▶ _Exercise requirements_: Where a line contains the string "Review", copy that line.

▶ _The input_:
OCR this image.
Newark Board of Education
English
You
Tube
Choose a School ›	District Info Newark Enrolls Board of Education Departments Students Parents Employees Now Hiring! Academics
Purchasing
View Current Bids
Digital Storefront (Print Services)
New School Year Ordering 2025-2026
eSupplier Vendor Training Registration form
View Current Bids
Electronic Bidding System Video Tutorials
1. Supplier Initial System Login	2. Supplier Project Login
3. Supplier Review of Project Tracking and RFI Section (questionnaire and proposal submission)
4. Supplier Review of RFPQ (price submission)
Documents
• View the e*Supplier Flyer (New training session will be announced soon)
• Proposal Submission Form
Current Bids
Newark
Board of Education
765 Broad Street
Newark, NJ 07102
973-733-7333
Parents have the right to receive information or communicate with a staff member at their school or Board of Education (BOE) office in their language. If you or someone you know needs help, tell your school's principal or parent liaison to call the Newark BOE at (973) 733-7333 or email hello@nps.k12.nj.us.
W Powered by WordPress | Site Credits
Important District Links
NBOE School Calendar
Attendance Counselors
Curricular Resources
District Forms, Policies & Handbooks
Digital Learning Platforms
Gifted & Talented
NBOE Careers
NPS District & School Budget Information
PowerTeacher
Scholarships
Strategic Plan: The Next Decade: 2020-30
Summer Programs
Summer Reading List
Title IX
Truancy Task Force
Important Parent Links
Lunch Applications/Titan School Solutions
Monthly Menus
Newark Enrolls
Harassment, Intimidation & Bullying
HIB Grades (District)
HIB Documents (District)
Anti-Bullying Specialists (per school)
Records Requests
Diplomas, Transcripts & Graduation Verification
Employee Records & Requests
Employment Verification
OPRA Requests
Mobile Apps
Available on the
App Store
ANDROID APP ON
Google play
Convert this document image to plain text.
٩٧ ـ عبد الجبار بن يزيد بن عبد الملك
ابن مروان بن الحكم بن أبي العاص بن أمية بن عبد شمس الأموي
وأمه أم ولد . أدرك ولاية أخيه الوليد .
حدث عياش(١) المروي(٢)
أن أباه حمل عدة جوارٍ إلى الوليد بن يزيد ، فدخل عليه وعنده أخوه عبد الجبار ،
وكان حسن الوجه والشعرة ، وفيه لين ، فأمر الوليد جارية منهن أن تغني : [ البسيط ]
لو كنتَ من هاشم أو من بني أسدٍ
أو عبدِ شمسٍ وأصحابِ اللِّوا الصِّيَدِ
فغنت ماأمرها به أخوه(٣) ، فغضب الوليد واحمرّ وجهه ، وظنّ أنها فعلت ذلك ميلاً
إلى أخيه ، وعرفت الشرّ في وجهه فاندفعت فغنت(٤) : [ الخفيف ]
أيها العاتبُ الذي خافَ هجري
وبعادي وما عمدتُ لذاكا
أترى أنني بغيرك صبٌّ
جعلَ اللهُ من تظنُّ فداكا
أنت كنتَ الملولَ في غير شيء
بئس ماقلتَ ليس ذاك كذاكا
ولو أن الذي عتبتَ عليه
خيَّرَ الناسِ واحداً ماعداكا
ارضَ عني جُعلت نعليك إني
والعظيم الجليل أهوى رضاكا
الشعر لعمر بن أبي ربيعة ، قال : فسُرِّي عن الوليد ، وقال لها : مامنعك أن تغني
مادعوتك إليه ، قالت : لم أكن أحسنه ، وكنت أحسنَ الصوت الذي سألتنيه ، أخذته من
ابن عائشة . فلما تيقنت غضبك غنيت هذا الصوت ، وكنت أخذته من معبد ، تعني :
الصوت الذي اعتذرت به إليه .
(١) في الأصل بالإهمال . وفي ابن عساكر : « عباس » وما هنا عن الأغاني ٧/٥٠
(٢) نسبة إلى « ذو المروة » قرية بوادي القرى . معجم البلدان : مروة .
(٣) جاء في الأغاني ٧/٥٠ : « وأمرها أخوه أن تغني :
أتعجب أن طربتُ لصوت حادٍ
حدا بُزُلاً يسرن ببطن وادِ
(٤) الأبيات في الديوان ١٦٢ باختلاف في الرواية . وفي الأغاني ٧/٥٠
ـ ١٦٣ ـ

▶ _Solution_:
3. Supplier Review of Project Tracking and RFI Section (questionnaire and proposal submission)
4. Supplier Review of RFPQ (price submission)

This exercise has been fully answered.